-- start of TASK DATA --

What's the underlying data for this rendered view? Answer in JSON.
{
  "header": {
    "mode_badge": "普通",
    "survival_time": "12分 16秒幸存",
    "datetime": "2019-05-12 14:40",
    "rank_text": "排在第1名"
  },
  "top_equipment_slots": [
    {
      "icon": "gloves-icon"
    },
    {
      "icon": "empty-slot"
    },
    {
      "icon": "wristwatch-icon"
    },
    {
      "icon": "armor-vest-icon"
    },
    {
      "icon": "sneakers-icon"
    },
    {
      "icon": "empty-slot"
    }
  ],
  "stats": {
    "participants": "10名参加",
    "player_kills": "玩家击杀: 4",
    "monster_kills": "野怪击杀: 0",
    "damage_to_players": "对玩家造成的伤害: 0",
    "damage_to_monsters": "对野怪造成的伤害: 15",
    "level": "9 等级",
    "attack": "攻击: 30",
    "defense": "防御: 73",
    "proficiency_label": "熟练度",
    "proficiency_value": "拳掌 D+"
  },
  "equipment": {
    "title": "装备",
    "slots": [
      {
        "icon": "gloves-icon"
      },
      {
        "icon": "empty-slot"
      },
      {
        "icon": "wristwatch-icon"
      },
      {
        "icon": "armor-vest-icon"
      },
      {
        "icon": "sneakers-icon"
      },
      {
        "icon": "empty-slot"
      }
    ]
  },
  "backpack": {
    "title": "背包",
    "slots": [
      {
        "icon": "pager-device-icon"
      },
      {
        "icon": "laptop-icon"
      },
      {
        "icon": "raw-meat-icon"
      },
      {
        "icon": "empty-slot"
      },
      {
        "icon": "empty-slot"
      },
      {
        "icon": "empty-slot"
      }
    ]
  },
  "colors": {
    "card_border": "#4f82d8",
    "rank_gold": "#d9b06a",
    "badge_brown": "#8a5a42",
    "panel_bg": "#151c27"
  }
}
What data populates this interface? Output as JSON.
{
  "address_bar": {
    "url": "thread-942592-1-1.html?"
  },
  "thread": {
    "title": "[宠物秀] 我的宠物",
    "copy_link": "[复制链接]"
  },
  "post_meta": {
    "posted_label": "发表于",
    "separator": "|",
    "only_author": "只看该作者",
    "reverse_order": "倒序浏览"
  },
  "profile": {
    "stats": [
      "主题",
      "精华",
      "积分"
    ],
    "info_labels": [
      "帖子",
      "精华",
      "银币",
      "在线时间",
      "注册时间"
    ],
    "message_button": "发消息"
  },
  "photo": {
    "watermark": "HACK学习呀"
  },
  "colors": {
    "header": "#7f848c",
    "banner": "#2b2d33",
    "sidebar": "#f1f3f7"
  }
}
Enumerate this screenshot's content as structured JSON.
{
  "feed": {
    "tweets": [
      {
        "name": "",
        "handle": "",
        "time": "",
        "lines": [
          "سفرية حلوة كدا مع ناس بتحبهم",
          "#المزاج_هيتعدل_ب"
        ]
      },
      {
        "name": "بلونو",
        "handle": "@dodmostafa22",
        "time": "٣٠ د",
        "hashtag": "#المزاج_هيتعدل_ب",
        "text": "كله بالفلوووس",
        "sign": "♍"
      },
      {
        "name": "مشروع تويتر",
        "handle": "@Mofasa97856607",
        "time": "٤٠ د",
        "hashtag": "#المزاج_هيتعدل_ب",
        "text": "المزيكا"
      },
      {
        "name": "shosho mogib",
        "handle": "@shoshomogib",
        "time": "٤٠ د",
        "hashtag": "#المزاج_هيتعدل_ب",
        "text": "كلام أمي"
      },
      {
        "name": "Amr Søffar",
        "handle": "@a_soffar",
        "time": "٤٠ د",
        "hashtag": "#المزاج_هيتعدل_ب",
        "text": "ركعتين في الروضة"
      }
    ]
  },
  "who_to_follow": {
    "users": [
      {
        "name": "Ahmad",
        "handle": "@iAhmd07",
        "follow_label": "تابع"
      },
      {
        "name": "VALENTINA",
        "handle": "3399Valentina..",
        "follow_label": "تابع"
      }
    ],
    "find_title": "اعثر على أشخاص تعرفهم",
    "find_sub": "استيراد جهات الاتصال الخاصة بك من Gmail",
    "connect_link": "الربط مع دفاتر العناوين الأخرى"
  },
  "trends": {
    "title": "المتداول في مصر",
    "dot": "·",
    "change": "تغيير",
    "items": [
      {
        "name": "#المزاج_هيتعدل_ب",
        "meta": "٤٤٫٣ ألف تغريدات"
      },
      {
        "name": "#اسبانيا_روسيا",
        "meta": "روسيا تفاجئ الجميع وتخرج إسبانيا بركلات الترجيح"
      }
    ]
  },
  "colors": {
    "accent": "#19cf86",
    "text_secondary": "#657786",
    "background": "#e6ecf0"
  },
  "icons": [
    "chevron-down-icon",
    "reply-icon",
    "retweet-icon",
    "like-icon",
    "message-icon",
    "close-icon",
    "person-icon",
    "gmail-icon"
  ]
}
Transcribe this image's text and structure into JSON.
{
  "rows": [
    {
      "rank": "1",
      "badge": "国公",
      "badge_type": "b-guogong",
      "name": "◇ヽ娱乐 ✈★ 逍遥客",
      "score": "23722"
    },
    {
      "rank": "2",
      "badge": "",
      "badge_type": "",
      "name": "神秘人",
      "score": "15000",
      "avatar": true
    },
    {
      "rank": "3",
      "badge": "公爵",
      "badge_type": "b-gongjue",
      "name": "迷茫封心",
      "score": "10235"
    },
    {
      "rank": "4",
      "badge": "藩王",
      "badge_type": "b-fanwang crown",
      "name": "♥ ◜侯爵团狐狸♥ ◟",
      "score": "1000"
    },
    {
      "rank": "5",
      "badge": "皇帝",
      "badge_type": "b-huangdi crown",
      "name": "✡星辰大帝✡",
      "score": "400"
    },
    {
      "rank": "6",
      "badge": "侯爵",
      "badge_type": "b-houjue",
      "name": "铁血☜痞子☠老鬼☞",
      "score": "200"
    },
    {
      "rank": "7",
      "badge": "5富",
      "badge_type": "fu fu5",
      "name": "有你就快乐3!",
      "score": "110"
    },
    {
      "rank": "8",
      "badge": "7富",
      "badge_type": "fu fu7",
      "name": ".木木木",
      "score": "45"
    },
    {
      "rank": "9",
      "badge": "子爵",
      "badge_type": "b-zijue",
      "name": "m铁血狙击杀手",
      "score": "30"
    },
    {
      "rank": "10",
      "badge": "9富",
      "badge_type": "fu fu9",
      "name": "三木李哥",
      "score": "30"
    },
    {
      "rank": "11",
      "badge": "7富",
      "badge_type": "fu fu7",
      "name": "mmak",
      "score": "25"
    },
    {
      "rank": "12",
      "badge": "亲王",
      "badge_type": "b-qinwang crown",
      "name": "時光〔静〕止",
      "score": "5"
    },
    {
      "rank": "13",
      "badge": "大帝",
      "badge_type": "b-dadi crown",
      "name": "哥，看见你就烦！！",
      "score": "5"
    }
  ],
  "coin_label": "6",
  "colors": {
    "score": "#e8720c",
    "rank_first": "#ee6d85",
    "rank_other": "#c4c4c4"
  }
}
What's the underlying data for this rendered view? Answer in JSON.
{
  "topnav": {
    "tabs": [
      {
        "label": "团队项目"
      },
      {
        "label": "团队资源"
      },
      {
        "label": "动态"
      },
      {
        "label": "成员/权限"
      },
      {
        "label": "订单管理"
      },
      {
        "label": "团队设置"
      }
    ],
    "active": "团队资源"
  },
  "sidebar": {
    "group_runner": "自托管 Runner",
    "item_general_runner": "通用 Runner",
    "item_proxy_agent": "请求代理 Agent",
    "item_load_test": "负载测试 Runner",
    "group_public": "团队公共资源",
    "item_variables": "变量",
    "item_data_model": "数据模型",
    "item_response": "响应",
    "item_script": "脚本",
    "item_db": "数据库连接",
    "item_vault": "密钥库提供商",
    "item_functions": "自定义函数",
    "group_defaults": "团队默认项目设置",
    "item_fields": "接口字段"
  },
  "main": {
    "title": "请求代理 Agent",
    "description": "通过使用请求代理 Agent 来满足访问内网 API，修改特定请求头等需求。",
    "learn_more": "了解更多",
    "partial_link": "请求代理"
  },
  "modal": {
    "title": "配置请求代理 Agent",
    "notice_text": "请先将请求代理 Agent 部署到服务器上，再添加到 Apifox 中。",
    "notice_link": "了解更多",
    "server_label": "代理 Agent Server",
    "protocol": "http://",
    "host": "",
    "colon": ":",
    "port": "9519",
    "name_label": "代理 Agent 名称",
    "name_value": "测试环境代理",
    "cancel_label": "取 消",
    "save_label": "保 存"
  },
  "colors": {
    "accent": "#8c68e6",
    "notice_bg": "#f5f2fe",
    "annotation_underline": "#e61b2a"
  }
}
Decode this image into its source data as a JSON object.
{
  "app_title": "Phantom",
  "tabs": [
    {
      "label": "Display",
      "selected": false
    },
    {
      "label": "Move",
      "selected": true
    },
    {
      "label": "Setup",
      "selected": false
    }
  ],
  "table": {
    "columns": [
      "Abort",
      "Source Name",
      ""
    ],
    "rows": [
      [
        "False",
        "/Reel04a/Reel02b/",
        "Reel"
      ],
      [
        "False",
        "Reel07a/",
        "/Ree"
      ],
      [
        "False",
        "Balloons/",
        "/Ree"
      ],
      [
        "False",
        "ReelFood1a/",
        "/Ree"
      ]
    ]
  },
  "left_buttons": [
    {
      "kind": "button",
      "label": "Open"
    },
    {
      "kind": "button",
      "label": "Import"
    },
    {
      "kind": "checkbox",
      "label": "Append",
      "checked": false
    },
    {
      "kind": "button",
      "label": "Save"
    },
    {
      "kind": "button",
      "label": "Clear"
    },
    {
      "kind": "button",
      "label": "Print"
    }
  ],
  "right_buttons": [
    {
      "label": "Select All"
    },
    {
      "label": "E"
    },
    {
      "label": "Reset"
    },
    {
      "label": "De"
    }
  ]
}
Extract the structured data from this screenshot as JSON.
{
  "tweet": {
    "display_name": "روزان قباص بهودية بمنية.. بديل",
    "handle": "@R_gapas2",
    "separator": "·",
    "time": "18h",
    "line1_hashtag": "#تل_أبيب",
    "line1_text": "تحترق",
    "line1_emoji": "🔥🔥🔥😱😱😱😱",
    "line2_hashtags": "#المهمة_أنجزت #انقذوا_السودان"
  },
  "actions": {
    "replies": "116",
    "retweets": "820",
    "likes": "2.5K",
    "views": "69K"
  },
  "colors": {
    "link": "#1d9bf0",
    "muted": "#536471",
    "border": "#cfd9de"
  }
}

-- end of TASK DATA --

WRITTEN INSTRUCTION: Quote every line from the line containing "Extract the structured" through the closing line of the listing, including both.

TASK SOLUTION:
Extract the structured data from this screenshot as JSON.
{
  "tweet": {
    "display_name": "روزان قباص بهودية بمنية.. بديل",
    "handle": "@R_gapas2",
    "separator": "·",
    "time": "18h",
    "line1_hashtag": "#تل_أبيب",
    "line1_text": "تحترق",
    "line1_emoji": "🔥🔥🔥😱😱😱😱",
    "line2_hashtags": "#المهمة_أنجزت #انقذوا_السودان"
  },
  "actions": {
    "replies": "116",
    "retweets": "820",
    "likes": "2.5K",
    "views": "69K"
  },
  "colors": {
    "link": "#1d9bf0",
    "muted": "#536471",
    "border": "#cfd9de"
  }
}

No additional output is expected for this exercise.